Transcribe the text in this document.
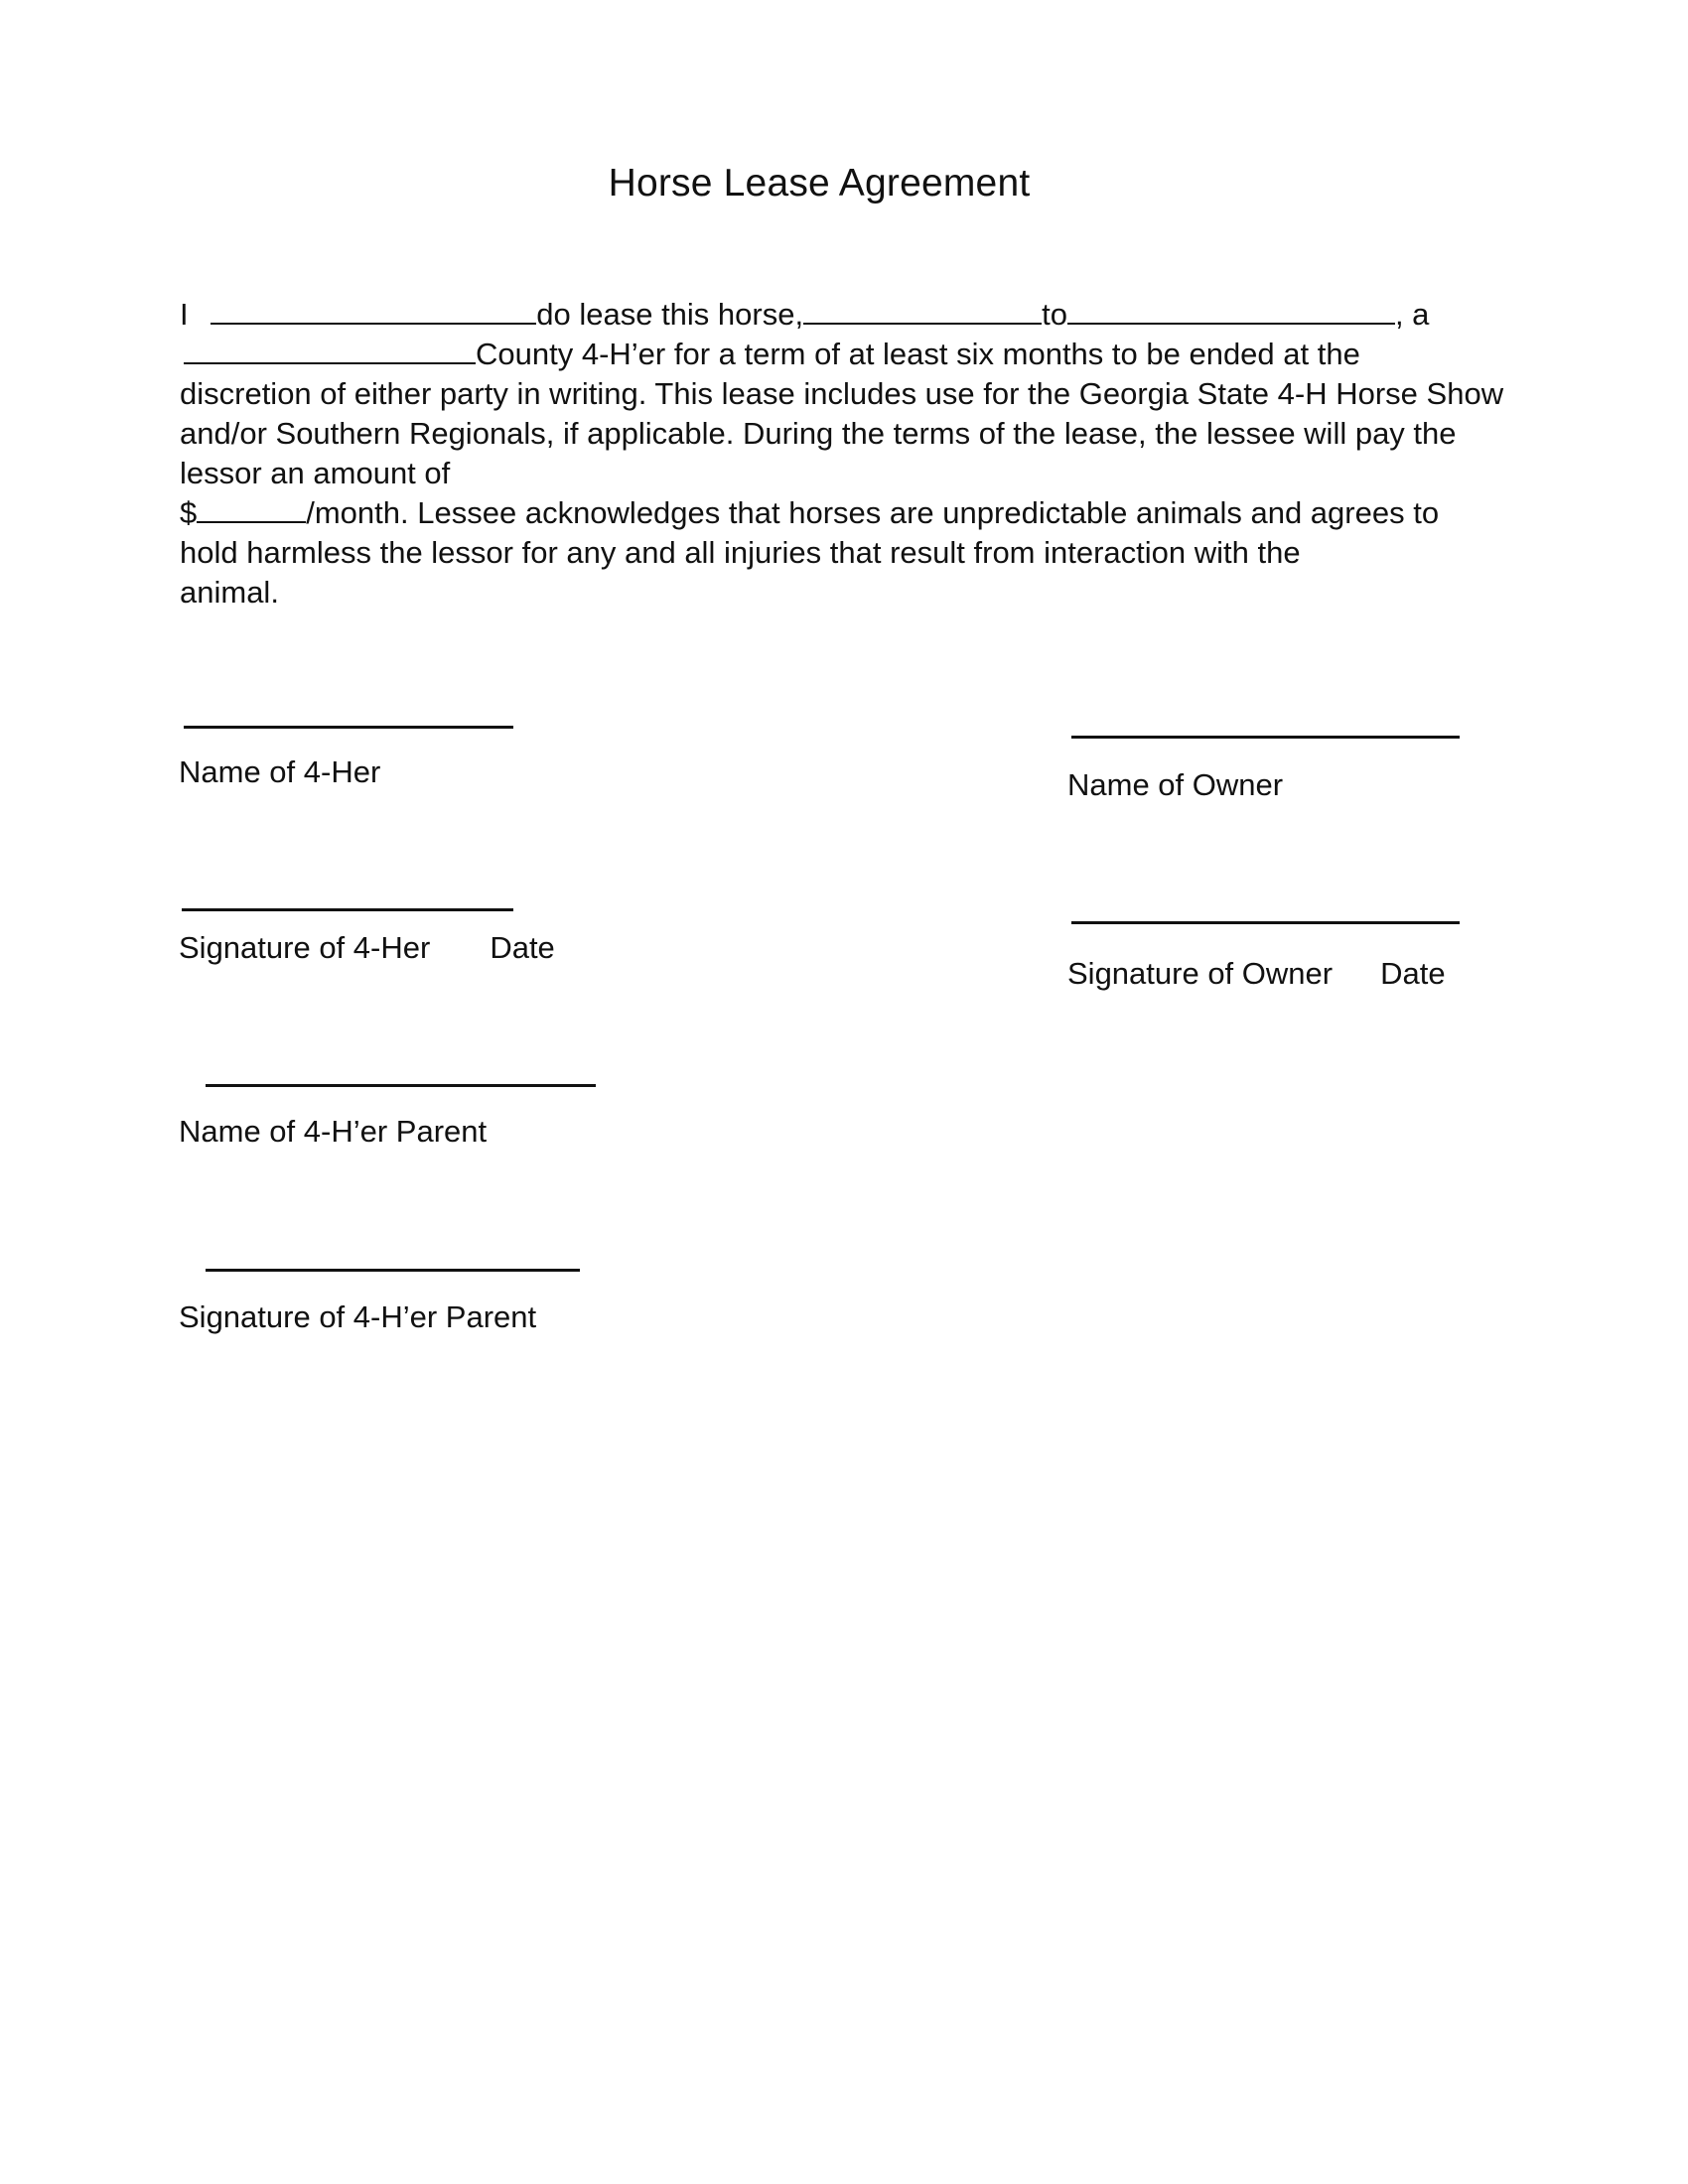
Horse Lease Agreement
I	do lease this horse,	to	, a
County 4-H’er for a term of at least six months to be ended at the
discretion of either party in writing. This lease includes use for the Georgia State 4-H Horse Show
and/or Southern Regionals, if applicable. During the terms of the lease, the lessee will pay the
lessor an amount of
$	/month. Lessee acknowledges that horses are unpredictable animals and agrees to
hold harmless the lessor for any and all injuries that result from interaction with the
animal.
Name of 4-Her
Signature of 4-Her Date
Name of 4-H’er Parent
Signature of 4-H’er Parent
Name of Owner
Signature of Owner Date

TASK GOAL – The records above are to be quoted exactly, with all pictures left out.

TASK ANSWER –
Transcribe the text in this document.
Horse Lease Agreement
I	do lease this horse,	to	, a
County 4-H’er for a term of at least six months to be ended at the
discretion of either party in writing. This lease includes use for the Georgia State 4-H Horse Show
and/or Southern Regionals, if applicable. During the terms of the lease, the lessee will pay the
lessor an amount of
$	/month. Lessee acknowledges that horses are unpredictable animals and agrees to
hold harmless the lessor for any and all injuries that result from interaction with the
animal.
Name of 4-Her
Signature of 4-Her Date
Name of 4-H’er Parent
Signature of 4-H’er Parent
Name of Owner
Signature of Owner Date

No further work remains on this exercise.